Provide the records once more, identical to the original.
○ ○ ○ ○ ○
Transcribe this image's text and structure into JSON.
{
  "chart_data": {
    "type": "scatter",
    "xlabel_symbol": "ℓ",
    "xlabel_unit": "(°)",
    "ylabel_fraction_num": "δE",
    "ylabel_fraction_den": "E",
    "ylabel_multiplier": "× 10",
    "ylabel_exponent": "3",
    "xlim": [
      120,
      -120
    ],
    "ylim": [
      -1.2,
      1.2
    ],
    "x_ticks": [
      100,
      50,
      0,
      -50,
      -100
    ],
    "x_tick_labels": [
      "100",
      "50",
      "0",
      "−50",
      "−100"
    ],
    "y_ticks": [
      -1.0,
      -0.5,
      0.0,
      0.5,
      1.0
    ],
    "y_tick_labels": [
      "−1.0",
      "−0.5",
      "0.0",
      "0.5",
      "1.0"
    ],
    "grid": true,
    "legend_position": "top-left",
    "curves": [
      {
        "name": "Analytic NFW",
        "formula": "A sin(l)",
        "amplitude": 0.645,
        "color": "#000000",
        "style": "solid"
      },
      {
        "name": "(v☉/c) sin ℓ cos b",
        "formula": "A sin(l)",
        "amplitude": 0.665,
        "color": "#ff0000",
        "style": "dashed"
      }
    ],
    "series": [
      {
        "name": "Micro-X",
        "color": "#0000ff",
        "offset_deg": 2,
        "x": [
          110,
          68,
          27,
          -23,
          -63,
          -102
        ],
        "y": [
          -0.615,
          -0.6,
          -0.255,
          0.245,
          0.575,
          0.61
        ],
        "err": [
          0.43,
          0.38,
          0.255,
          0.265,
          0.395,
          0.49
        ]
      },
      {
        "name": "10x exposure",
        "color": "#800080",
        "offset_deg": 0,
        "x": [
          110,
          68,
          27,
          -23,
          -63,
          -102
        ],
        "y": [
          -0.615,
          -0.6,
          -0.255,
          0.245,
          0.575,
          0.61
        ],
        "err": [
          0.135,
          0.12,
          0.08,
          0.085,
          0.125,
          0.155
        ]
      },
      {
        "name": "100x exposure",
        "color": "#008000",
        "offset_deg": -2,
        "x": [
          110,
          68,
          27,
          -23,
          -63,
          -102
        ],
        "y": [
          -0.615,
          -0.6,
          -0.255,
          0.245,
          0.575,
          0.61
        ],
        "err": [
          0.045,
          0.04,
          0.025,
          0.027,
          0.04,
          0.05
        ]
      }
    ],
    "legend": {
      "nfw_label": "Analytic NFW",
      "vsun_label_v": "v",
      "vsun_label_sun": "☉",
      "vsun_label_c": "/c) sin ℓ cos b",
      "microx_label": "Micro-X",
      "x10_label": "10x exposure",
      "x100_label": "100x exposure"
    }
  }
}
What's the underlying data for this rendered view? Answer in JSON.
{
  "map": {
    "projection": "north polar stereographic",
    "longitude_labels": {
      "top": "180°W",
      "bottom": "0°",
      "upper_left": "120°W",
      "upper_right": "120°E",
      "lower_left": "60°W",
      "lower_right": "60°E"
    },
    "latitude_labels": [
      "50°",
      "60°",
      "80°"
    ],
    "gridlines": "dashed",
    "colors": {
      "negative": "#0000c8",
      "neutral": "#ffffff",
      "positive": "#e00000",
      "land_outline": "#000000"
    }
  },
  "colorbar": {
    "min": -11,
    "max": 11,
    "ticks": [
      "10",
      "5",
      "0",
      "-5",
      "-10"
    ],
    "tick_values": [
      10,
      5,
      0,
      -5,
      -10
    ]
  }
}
○ ○ ○ ○ ○
● **Correct answer**:
Transcribe this image's text and structure into JSON.
{
  "chart_data": {
    "type": "scatter",
    "xlabel_symbol": "ℓ",
    "xlabel_unit": "(°)",
    "ylabel_fraction_num": "δE",
    "ylabel_fraction_den": "E",
    "ylabel_multiplier": "× 10",
    "ylabel_exponent": "3",
    "xlim": [
      120,
      -120
    ],
    "ylim": [
      -1.2,
      1.2
    ],
    "x_ticks": [
      100,
      50,
      0,
      -50,
      -100
    ],
    "x_tick_labels": [
      "100",
      "50",
      "0",
      "−50",
      "−100"
    ],
    "y_ticks": [
      -1.0,
      -0.5,
      0.0,
      0.5,
      1.0
    ],
    "y_tick_labels": [
      "−1.0",
      "−0.5",
      "0.0",
      "0.5",
      "1.0"
    ],
    "grid": true,
    "legend_position": "top-left",
    "curves": [
      {
        "name": "Analytic NFW",
        "formula": "A sin(l)",
        "amplitude": 0.645,
        "color": "#000000",
        "style": "solid"
      },
      {
        "name": "(v☉/c) sin ℓ cos b",
        "formula": "A sin(l)",
        "amplitude": 0.665,
        "color": "#ff0000",
        "style": "dashed"
      }
    ],
    "series": [
      {
        "name": "Micro-X",
        "color": "#0000ff",
        "offset_deg": 2,
        "x": [
          110,
          68,
          27,
          -23,
          -63,
          -102
        ],
        "y": [
          -0.615,
          -0.6,
          -0.255,
          0.245,
          0.575,
          0.61
        ],
        "err": [
          0.43,
          0.38,
          0.255,
          0.265,
          0.395,
          0.49
        ]
      },
      {
        "name": "10x exposure",
        "color": "#800080",
        "offset_deg": 0,
        "x": [
          110,
          68,
          27,
          -23,
          -63,
          -102
        ],
        "y": [
          -0.615,
          -0.6,
          -0.255,
          0.245,
          0.575,
          0.61
        ],
        "err": [
          0.135,
          0.12,
          0.08,
          0.085,
          0.125,
          0.155
        ]
      },
      {
        "name": "100x exposure",
        "color": "#008000",
        "offset_deg": -2,
        "x": [
          110,
          68,
          27,
          -23,
          -63,
          -102
        ],
        "y": [
          -0.615,
          -0.6,
          -0.255,
          0.245,
          0.575,
          0.61
        ],
        "err": [
          0.045,
          0.04,
          0.025,
          0.027,
          0.04,
          0.05
        ]
      }
    ],
    "legend": {
      "nfw_label": "Analytic NFW",
      "vsun_label_v": "v",
      "vsun_label_sun": "☉",
      "vsun_label_c": "/c) sin ℓ cos b",
      "microx_label": "Micro-X",
      "x10_label": "10x exposure",
      "x100_label": "100x exposure"
    }
  }
}
What's the underlying data for this rendered view? Answer in JSON.
{
  "map": {
    "projection": "north polar stereographic",
    "longitude_labels": {
      "top": "180°W",
      "bottom": "0°",
      "upper_left": "120°W",
      "upper_right": "120°E",
      "lower_left": "60°W",
      "lower_right": "60°E"
    },
    "latitude_labels": [
      "50°",
      "60°",
      "80°"
    ],
    "gridlines": "dashed",
    "colors": {
      "negative": "#0000c8",
      "neutral": "#ffffff",
      "positive": "#e00000",
      "land_outline": "#000000"
    }
  },
  "colorbar": {
    "min": -11,
    "max": 11,
    "ticks": [
      "10",
      "5",
      "0",
      "-5",
      "-10"
    ],
    "tick_values": [
      10,
      5,
      0,
      -5,
      -10
    ]
  }
}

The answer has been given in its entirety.